DO THIS: Leave out the pictures and copy the remaining records exactly.

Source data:
▬▬▬▬▬▬▬▬▬▬
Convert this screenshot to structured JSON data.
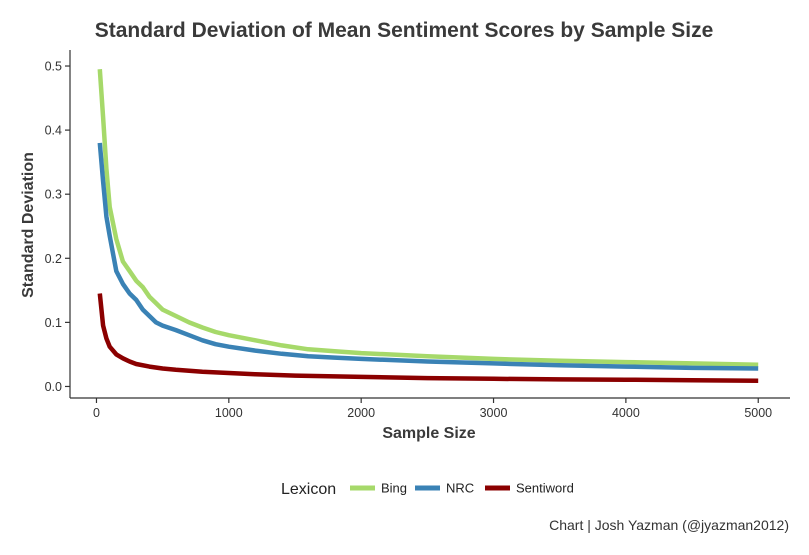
{
  "chart_data": {
    "type": "line",
    "title": "Standard Deviation of Mean Sentiment Scores by Sample Size",
    "xlabel": "Sample Size",
    "ylabel": "Standard Deviation",
    "xlim": [
      -200,
      5240
    ],
    "ylim": [
      -0.018,
      0.525
    ],
    "xticks": [
      0,
      1000,
      2000,
      3000,
      4000,
      5000
    ],
    "xtick_labels": [
      "0",
      "1000",
      "2000",
      "3000",
      "4000",
      "5000"
    ],
    "yticks": [
      0.0,
      0.1,
      0.2,
      0.3,
      0.4,
      0.5
    ],
    "ytick_labels": [
      "0.0",
      "0.1",
      "0.2",
      "0.3",
      "0.4",
      "0.5"
    ],
    "grid": false,
    "legend": {
      "title": "Lexicon",
      "position": "bottom"
    },
    "caption": "Chart | Josh Yazman (@jyazman2012)",
    "series": [
      {
        "name": "Bing",
        "color": "#a6d96a",
        "points": [
          [
            25,
            0.495
          ],
          [
            50,
            0.42
          ],
          [
            75,
            0.34
          ],
          [
            100,
            0.28
          ],
          [
            150,
            0.23
          ],
          [
            200,
            0.195
          ],
          [
            250,
            0.18
          ],
          [
            300,
            0.165
          ],
          [
            350,
            0.155
          ],
          [
            400,
            0.14
          ],
          [
            450,
            0.13
          ],
          [
            500,
            0.12
          ],
          [
            600,
            0.11
          ],
          [
            700,
            0.1
          ],
          [
            800,
            0.092
          ],
          [
            900,
            0.085
          ],
          [
            1000,
            0.08
          ],
          [
            1200,
            0.072
          ],
          [
            1400,
            0.064
          ],
          [
            1600,
            0.058
          ],
          [
            1800,
            0.055
          ],
          [
            2000,
            0.052
          ],
          [
            2500,
            0.047
          ],
          [
            3000,
            0.043
          ],
          [
            3500,
            0.04
          ],
          [
            4000,
            0.038
          ],
          [
            4500,
            0.036
          ],
          [
            5000,
            0.034
          ]
        ]
      },
      {
        "name": "NRC",
        "color": "#3a82b5",
        "points": [
          [
            25,
            0.38
          ],
          [
            50,
            0.32
          ],
          [
            75,
            0.265
          ],
          [
            100,
            0.235
          ],
          [
            150,
            0.18
          ],
          [
            200,
            0.16
          ],
          [
            250,
            0.145
          ],
          [
            300,
            0.135
          ],
          [
            350,
            0.12
          ],
          [
            400,
            0.11
          ],
          [
            450,
            0.1
          ],
          [
            500,
            0.095
          ],
          [
            600,
            0.088
          ],
          [
            700,
            0.08
          ],
          [
            800,
            0.072
          ],
          [
            900,
            0.066
          ],
          [
            1000,
            0.062
          ],
          [
            1200,
            0.056
          ],
          [
            1400,
            0.051
          ],
          [
            1600,
            0.047
          ],
          [
            1800,
            0.045
          ],
          [
            2000,
            0.043
          ],
          [
            2500,
            0.039
          ],
          [
            3000,
            0.036
          ],
          [
            3500,
            0.033
          ],
          [
            4000,
            0.031
          ],
          [
            4500,
            0.029
          ],
          [
            5000,
            0.028
          ]
        ]
      },
      {
        "name": "Sentiword",
        "color": "#8b0000",
        "points": [
          [
            25,
            0.145
          ],
          [
            50,
            0.095
          ],
          [
            75,
            0.075
          ],
          [
            100,
            0.062
          ],
          [
            150,
            0.05
          ],
          [
            200,
            0.044
          ],
          [
            250,
            0.039
          ],
          [
            300,
            0.035
          ],
          [
            400,
            0.031
          ],
          [
            500,
            0.028
          ],
          [
            600,
            0.026
          ],
          [
            800,
            0.023
          ],
          [
            1000,
            0.021
          ],
          [
            1200,
            0.019
          ],
          [
            1500,
            0.017
          ],
          [
            2000,
            0.015
          ],
          [
            2500,
            0.013
          ],
          [
            3000,
            0.012
          ],
          [
            3500,
            0.011
          ],
          [
            4000,
            0.0105
          ],
          [
            4500,
            0.0098
          ],
          [
            5000,
            0.009
          ]
        ]
      }
    ]
  }
}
▬▬▬▬▬▬▬▬▬▬
TASK SOLUTION:
Convert this screenshot to structured JSON data.
{
  "chart_data": {
    "type": "line",
    "title": "Standard Deviation of Mean Sentiment Scores by Sample Size",
    "xlabel": "Sample Size",
    "ylabel": "Standard Deviation",
    "xlim": [
      -200,
      5240
    ],
    "ylim": [
      -0.018,
      0.525
    ],
    "xticks": [
      0,
      1000,
      2000,
      3000,
      4000,
      5000
    ],
    "xtick_labels": [
      "0",
      "1000",
      "2000",
      "3000",
      "4000",
      "5000"
    ],
    "yticks": [
      0.0,
      0.1,
      0.2,
      0.3,
      0.4,
      0.5
    ],
    "ytick_labels": [
      "0.0",
      "0.1",
      "0.2",
      "0.3",
      "0.4",
      "0.5"
    ],
    "grid": false,
    "legend": {
      "title": "Lexicon",
      "position": "bottom"
    },
    "caption": "Chart | Josh Yazman (@jyazman2012)",
    "series": [
      {
        "name": "Bing",
        "color": "#a6d96a",
        "points": [
          [
            25,
            0.495
          ],
          [
            50,
            0.42
          ],
          [
            75,
            0.34
          ],
          [
            100,
            0.28
          ],
          [
            150,
            0.23
          ],
          [
            200,
            0.195
          ],
          [
            250,
            0.18
          ],
          [
            300,
            0.165
          ],
          [
            350,
            0.155
          ],
          [
            400,
            0.14
          ],
          [
            450,
            0.13
          ],
          [
            500,
            0.12
          ],
          [
            600,
            0.11
          ],
          [
            700,
            0.1
          ],
          [
            800,
            0.092
          ],
          [
            900,
            0.085
          ],
          [
            1000,
            0.08
          ],
          [
            1200,
            0.072
          ],
          [
            1400,
            0.064
          ],
          [
            1600,
            0.058
          ],
          [
            1800,
            0.055
          ],
          [
            2000,
            0.052
          ],
          [
            2500,
            0.047
          ],
          [
            3000,
            0.043
          ],
          [
            3500,
            0.04
          ],
          [
            4000,
            0.038
          ],
          [
            4500,
            0.036
          ],
          [
            5000,
            0.034
          ]
        ]
      },
      {
        "name": "NRC",
        "color": "#3a82b5",
        "points": [
          [
            25,
            0.38
          ],
          [
            50,
            0.32
          ],
          [
            75,
            0.265
          ],
          [
            100,
            0.235
          ],
          [
            150,
            0.18
          ],
          [
            200,
            0.16
          ],
          [
            250,
            0.145
          ],
          [
            300,
            0.135
          ],
          [
            350,
            0.12
          ],
          [
            400,
            0.11
          ],
          [
            450,
            0.1
          ],
          [
            500,
            0.095
          ],
          [
            600,
            0.088
          ],
          [
            700,
            0.08
          ],
          [
            800,
            0.072
          ],
          [
            900,
            0.066
          ],
          [
            1000,
            0.062
          ],
          [
            1200,
            0.056
          ],
          [
            1400,
            0.051
          ],
          [
            1600,
            0.047
          ],
          [
            1800,
            0.045
          ],
          [
            2000,
            0.043
          ],
          [
            2500,
            0.039
          ],
          [
            3000,
            0.036
          ],
          [
            3500,
            0.033
          ],
          [
            4000,
            0.031
          ],
          [
            4500,
            0.029
          ],
          [
            5000,
            0.028
          ]
        ]
      },
      {
        "name": "Sentiword",
        "color": "#8b0000",
        "points": [
          [
            25,
            0.145
          ],
          [
            50,
            0.095
          ],
          [
            75,
            0.075
          ],
          [
            100,
            0.062
          ],
          [
            150,
            0.05
          ],
          [
            200,
            0.044
          ],
          [
            250,
            0.039
          ],
          [
            300,
            0.035
          ],
          [
            400,
            0.031
          ],
          [
            500,
            0.028
          ],
          [
            600,
            0.026
          ],
          [
            800,
            0.023
          ],
          [
            1000,
            0.021
          ],
          [
            1200,
            0.019
          ],
          [
            1500,
            0.017
          ],
          [
            2000,
            0.015
          ],
          [
            2500,
            0.013
          ],
          [
            3000,
            0.012
          ],
          [
            3500,
            0.011
          ],
          [
            4000,
            0.0105
          ],
          [
            4500,
            0.0098
          ],
          [
            5000,
            0.009
          ]
        ]
      }
    ]
  }
}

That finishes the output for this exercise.